GOAL OF THE EXERCISE: Count how many lines mention the word "نکات". Write that number alone.

EXTRACTED MATERIAL:
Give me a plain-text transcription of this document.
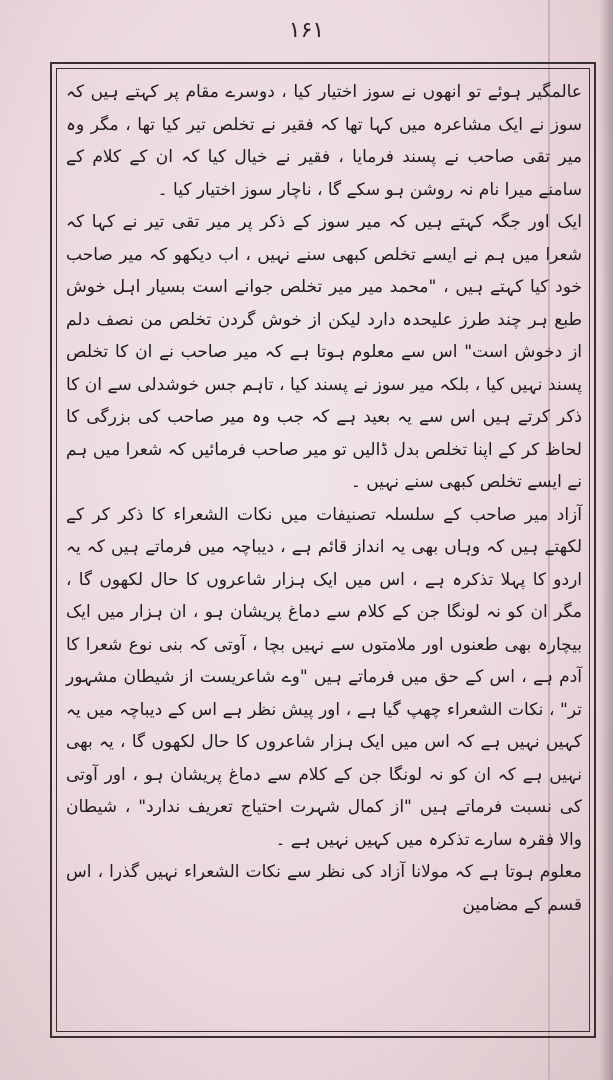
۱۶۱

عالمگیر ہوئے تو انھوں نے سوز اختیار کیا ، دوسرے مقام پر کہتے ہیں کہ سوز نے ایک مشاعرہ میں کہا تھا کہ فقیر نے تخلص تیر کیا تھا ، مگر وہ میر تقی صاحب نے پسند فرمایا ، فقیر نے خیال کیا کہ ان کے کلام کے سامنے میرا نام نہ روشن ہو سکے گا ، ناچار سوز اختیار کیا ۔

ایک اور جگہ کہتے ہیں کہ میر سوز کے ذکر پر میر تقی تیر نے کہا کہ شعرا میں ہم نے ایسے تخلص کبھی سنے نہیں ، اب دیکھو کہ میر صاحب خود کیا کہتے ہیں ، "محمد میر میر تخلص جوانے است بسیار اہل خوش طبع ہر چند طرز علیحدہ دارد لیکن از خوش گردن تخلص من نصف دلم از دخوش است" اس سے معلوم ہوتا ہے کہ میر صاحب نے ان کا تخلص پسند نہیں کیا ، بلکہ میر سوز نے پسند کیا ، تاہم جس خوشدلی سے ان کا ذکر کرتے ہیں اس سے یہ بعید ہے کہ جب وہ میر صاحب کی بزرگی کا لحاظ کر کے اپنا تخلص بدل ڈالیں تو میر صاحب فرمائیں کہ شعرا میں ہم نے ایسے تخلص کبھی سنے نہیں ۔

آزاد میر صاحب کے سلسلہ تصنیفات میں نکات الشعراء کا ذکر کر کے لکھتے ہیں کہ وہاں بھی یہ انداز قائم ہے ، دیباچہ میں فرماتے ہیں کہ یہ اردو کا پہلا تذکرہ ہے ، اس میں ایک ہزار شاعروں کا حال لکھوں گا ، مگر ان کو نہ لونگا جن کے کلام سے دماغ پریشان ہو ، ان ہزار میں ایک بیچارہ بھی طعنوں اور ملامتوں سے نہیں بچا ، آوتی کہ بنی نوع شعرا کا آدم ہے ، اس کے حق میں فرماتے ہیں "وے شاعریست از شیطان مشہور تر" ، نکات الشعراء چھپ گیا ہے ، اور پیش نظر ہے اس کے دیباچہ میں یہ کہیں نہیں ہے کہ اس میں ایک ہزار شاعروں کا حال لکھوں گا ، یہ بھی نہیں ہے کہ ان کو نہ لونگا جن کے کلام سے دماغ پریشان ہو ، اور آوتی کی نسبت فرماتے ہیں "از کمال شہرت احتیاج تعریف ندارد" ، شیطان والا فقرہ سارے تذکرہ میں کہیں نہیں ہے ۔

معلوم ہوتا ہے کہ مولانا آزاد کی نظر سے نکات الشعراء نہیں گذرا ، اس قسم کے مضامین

...

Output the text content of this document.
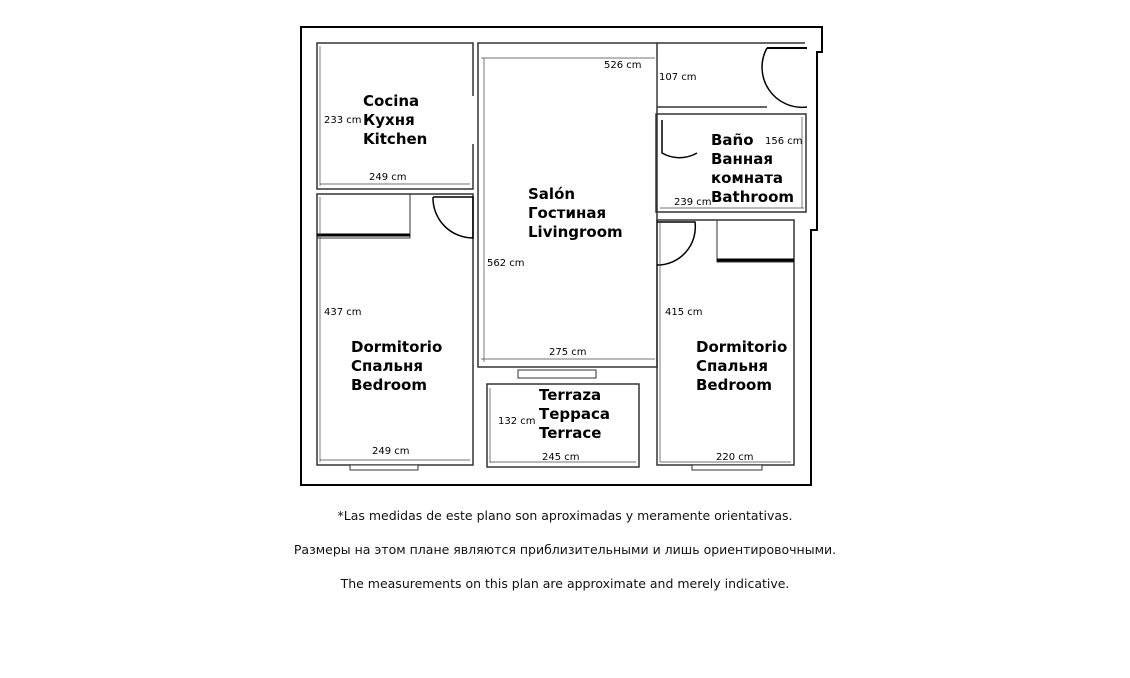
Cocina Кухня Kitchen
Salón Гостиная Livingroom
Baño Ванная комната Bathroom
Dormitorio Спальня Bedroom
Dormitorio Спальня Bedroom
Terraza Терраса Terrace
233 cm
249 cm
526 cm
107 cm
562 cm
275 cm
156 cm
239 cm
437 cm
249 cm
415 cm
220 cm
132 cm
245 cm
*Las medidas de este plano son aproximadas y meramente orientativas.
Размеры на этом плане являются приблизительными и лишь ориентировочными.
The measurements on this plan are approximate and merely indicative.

CORRECT RESULT: 2